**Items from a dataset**
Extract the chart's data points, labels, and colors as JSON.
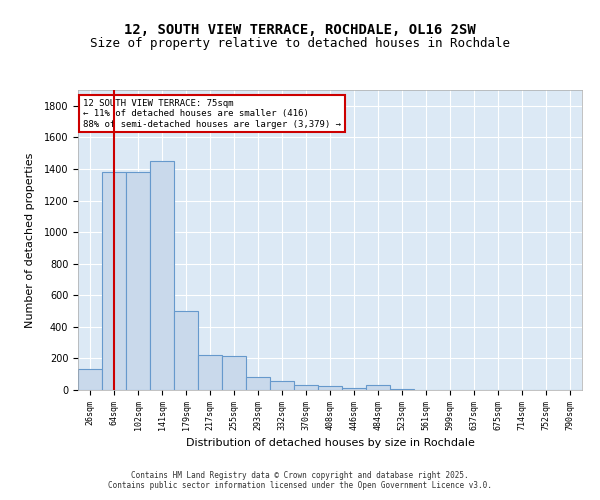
{
  "title1": "12, SOUTH VIEW TERRACE, ROCHDALE, OL16 2SW",
  "title2": "Size of property relative to detached houses in Rochdale",
  "xlabel": "Distribution of detached houses by size in Rochdale",
  "ylabel": "Number of detached properties",
  "categories": [
    "26sqm",
    "64sqm",
    "102sqm",
    "141sqm",
    "179sqm",
    "217sqm",
    "255sqm",
    "293sqm",
    "332sqm",
    "370sqm",
    "408sqm",
    "446sqm",
    "484sqm",
    "523sqm",
    "561sqm",
    "599sqm",
    "637sqm",
    "675sqm",
    "714sqm",
    "752sqm",
    "790sqm"
  ],
  "values": [
    130,
    1380,
    1380,
    1450,
    500,
    220,
    215,
    80,
    55,
    30,
    25,
    15,
    30,
    5,
    2,
    1,
    1,
    0,
    0,
    0,
    0
  ],
  "bar_color": "#c9d9eb",
  "bar_edge_color": "#6699cc",
  "grid_color": "#ffffff",
  "bg_color": "#dce9f5",
  "vline_x": 1,
  "vline_color": "#cc0000",
  "annotation_text": "12 SOUTH VIEW TERRACE: 75sqm\n← 11% of detached houses are smaller (416)\n88% of semi-detached houses are larger (3,379) →",
  "annotation_box_color": "#ffffff",
  "annotation_border_color": "#cc0000",
  "footer1": "Contains HM Land Registry data © Crown copyright and database right 2025.",
  "footer2": "Contains public sector information licensed under the Open Government Licence v3.0.",
  "ylim": [
    0,
    1900
  ],
  "yticks": [
    0,
    200,
    400,
    600,
    800,
    1000,
    1200,
    1400,
    1600,
    1800
  ]
}
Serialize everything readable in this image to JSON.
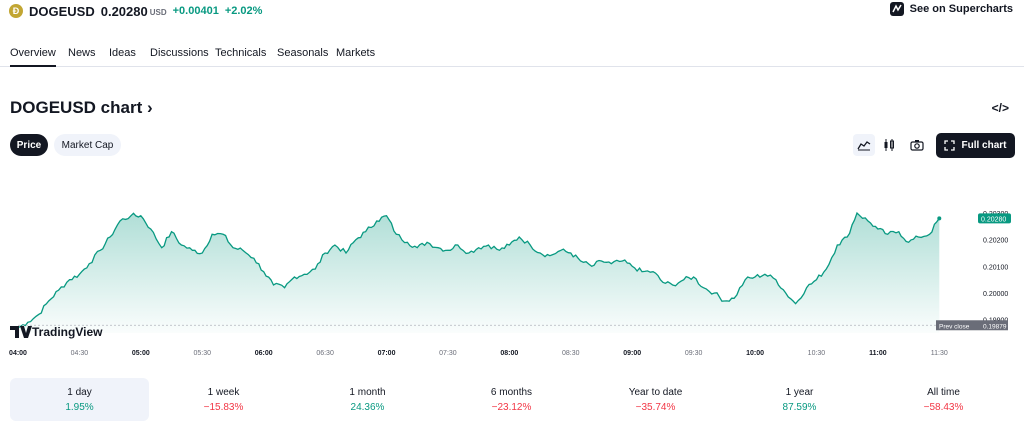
{
  "header": {
    "coin_logo": "Ð",
    "symbol": "DOGEUSD",
    "price": "0.20280",
    "currency": "USD",
    "change_abs": "+0.00401",
    "change_pct": "+2.02%",
    "supercharts_label": "See on Supercharts"
  },
  "tabs": [
    {
      "label": "Overview"
    },
    {
      "label": "News"
    },
    {
      "label": "Ideas"
    },
    {
      "label": "Discussions"
    },
    {
      "label": "Technicals"
    },
    {
      "label": "Seasonals"
    },
    {
      "label": "Markets"
    }
  ],
  "chart_title": "DOGEUSD chart ›",
  "code_icon": "</>",
  "toggles": {
    "price": "Price",
    "market_cap": "Market Cap"
  },
  "full_chart_label": "Full chart",
  "chart_data": {
    "type": "area",
    "brand": "TradingView",
    "line_color": "#089981",
    "x_ticks": [
      "04:00",
      "04:30",
      "05:00",
      "05:30",
      "06:00",
      "06:30",
      "07:00",
      "07:30",
      "08:00",
      "08:30",
      "09:00",
      "09:30",
      "10:00",
      "10:30",
      "11:00",
      "11:30"
    ],
    "y_ticks": [
      "0.20300",
      "0.20200",
      "0.20100",
      "0.20000",
      "0.19900"
    ],
    "ylim": [
      0.1985,
      0.2045
    ],
    "x_range_hours": [
      4.0,
      11.75
    ],
    "last_price_label": "0.20280",
    "prev_close_label": "Prev close",
    "prev_close_value": "0.19879",
    "points": [
      [
        4.0,
        0.1987
      ],
      [
        4.08,
        0.1989
      ],
      [
        4.17,
        0.1992
      ],
      [
        4.25,
        0.1997
      ],
      [
        4.33,
        0.2001
      ],
      [
        4.42,
        0.2005
      ],
      [
        4.5,
        0.2007
      ],
      [
        4.58,
        0.2011
      ],
      [
        4.67,
        0.2016
      ],
      [
        4.75,
        0.2021
      ],
      [
        4.83,
        0.2027
      ],
      [
        4.92,
        0.2029
      ],
      [
        5.0,
        0.2029
      ],
      [
        5.08,
        0.2024
      ],
      [
        5.17,
        0.2017
      ],
      [
        5.25,
        0.2023
      ],
      [
        5.33,
        0.2018
      ],
      [
        5.42,
        0.2016
      ],
      [
        5.5,
        0.2015
      ],
      [
        5.58,
        0.2022
      ],
      [
        5.67,
        0.2022
      ],
      [
        5.75,
        0.2017
      ],
      [
        5.83,
        0.2016
      ],
      [
        5.92,
        0.2013
      ],
      [
        6.0,
        0.2008
      ],
      [
        6.08,
        0.2003
      ],
      [
        6.17,
        0.2002
      ],
      [
        6.25,
        0.2006
      ],
      [
        6.33,
        0.2007
      ],
      [
        6.42,
        0.2009
      ],
      [
        6.5,
        0.2015
      ],
      [
        6.58,
        0.2018
      ],
      [
        6.67,
        0.2015
      ],
      [
        6.75,
        0.202
      ],
      [
        6.83,
        0.2023
      ],
      [
        6.92,
        0.2027
      ],
      [
        7.0,
        0.2029
      ],
      [
        7.08,
        0.2022
      ],
      [
        7.17,
        0.2019
      ],
      [
        7.25,
        0.2017
      ],
      [
        7.33,
        0.2019
      ],
      [
        7.42,
        0.2017
      ],
      [
        7.5,
        0.2016
      ],
      [
        7.58,
        0.2018
      ],
      [
        7.67,
        0.2015
      ],
      [
        7.75,
        0.2017
      ],
      [
        7.83,
        0.2018
      ],
      [
        7.92,
        0.2016
      ],
      [
        8.0,
        0.2018
      ],
      [
        8.08,
        0.2021
      ],
      [
        8.17,
        0.2018
      ],
      [
        8.25,
        0.2015
      ],
      [
        8.33,
        0.2014
      ],
      [
        8.42,
        0.2016
      ],
      [
        8.5,
        0.2015
      ],
      [
        8.58,
        0.2012
      ],
      [
        8.67,
        0.201
      ],
      [
        8.75,
        0.2012
      ],
      [
        8.83,
        0.2011
      ],
      [
        8.92,
        0.2012
      ],
      [
        9.0,
        0.201
      ],
      [
        9.08,
        0.2008
      ],
      [
        9.17,
        0.2008
      ],
      [
        9.25,
        0.2004
      ],
      [
        9.33,
        0.2003
      ],
      [
        9.42,
        0.2005
      ],
      [
        9.5,
        0.2006
      ],
      [
        9.58,
        0.2002
      ],
      [
        9.67,
        0.2
      ],
      [
        9.75,
        0.1997
      ],
      [
        9.83,
        0.1998
      ],
      [
        9.92,
        0.2005
      ],
      [
        10.0,
        0.2006
      ],
      [
        10.08,
        0.2007
      ],
      [
        10.17,
        0.2005
      ],
      [
        10.25,
        0.2
      ],
      [
        10.33,
        0.1996
      ],
      [
        10.42,
        0.2002
      ],
      [
        10.5,
        0.2005
      ],
      [
        10.58,
        0.2009
      ],
      [
        10.67,
        0.2018
      ],
      [
        10.75,
        0.2021
      ],
      [
        10.83,
        0.203
      ],
      [
        10.92,
        0.2027
      ],
      [
        11.0,
        0.2024
      ],
      [
        11.08,
        0.2022
      ],
      [
        11.17,
        0.2023
      ],
      [
        11.25,
        0.2019
      ],
      [
        11.33,
        0.2021
      ],
      [
        11.42,
        0.2022
      ],
      [
        11.5,
        0.2028
      ]
    ]
  },
  "performance": [
    {
      "label": "1 day",
      "value": "1.95%",
      "trend": "pos"
    },
    {
      "label": "1 week",
      "value": "−15.83%",
      "trend": "neg"
    },
    {
      "label": "1 month",
      "value": "24.36%",
      "trend": "pos"
    },
    {
      "label": "6 months",
      "value": "−23.12%",
      "trend": "neg"
    },
    {
      "label": "Year to date",
      "value": "−35.74%",
      "trend": "neg"
    },
    {
      "label": "1 year",
      "value": "87.59%",
      "trend": "pos"
    },
    {
      "label": "All time",
      "value": "−58.43%",
      "trend": "neg"
    }
  ]
}
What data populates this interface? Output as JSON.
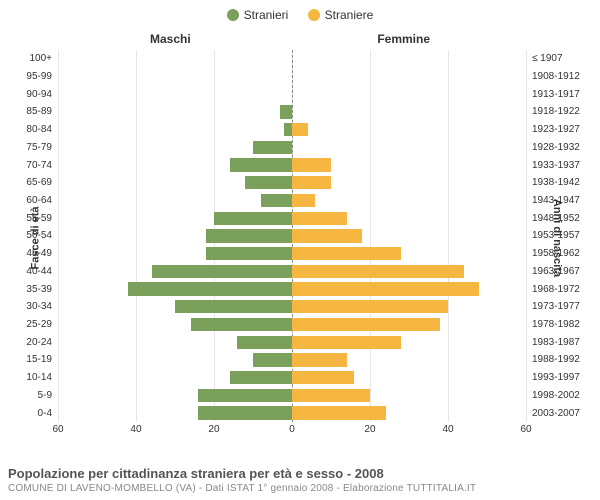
{
  "legend": {
    "male": {
      "label": "Stranieri",
      "color": "#7ba05b"
    },
    "female": {
      "label": "Straniere",
      "color": "#f5b642"
    }
  },
  "headers": {
    "left": "Maschi",
    "right": "Femmine"
  },
  "axis_labels": {
    "left": "Fasce di età",
    "right": "Anni di nascita"
  },
  "chart": {
    "type": "population-pyramid",
    "xlim": 60,
    "xtick_step": 20,
    "xticks_left": [
      60,
      40,
      20,
      0
    ],
    "xticks_right": [
      0,
      20,
      40,
      60
    ],
    "background_color": "#ffffff",
    "grid_color": "#e6e6e6",
    "bar_color_male": "#7ba05b",
    "bar_color_female": "#f5b642",
    "label_fontsize": 10,
    "rows": [
      {
        "age": "100+",
        "birth": "≤ 1907",
        "m": 0,
        "f": 0
      },
      {
        "age": "95-99",
        "birth": "1908-1912",
        "m": 0,
        "f": 0
      },
      {
        "age": "90-94",
        "birth": "1913-1917",
        "m": 0,
        "f": 0
      },
      {
        "age": "85-89",
        "birth": "1918-1922",
        "m": 3,
        "f": 0
      },
      {
        "age": "80-84",
        "birth": "1923-1927",
        "m": 2,
        "f": 4
      },
      {
        "age": "75-79",
        "birth": "1928-1932",
        "m": 10,
        "f": 0
      },
      {
        "age": "70-74",
        "birth": "1933-1937",
        "m": 16,
        "f": 10
      },
      {
        "age": "65-69",
        "birth": "1938-1942",
        "m": 12,
        "f": 10
      },
      {
        "age": "60-64",
        "birth": "1943-1947",
        "m": 8,
        "f": 6
      },
      {
        "age": "55-59",
        "birth": "1948-1952",
        "m": 20,
        "f": 14
      },
      {
        "age": "50-54",
        "birth": "1953-1957",
        "m": 22,
        "f": 18
      },
      {
        "age": "45-49",
        "birth": "1958-1962",
        "m": 22,
        "f": 28
      },
      {
        "age": "40-44",
        "birth": "1963-1967",
        "m": 36,
        "f": 44
      },
      {
        "age": "35-39",
        "birth": "1968-1972",
        "m": 42,
        "f": 48
      },
      {
        "age": "30-34",
        "birth": "1973-1977",
        "m": 30,
        "f": 40
      },
      {
        "age": "25-29",
        "birth": "1978-1982",
        "m": 26,
        "f": 38
      },
      {
        "age": "20-24",
        "birth": "1983-1987",
        "m": 14,
        "f": 28
      },
      {
        "age": "15-19",
        "birth": "1988-1992",
        "m": 10,
        "f": 14
      },
      {
        "age": "10-14",
        "birth": "1993-1997",
        "m": 16,
        "f": 16
      },
      {
        "age": "5-9",
        "birth": "1998-2002",
        "m": 24,
        "f": 20
      },
      {
        "age": "0-4",
        "birth": "2003-2007",
        "m": 24,
        "f": 24
      }
    ]
  },
  "footer": {
    "title": "Popolazione per cittadinanza straniera per età e sesso - 2008",
    "subtitle": "COMUNE DI LAVENO-MOMBELLO (VA) - Dati ISTAT 1° gennaio 2008 - Elaborazione TUTTITALIA.IT"
  }
}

**EXERCISE**
From the entries above, pull out each line that includes "DOGEUSD".

**RESPONSE TO THIS TASK**
    "symbol": "DOGEUSD",
  "chart_title": "DOGEUSD chart ›",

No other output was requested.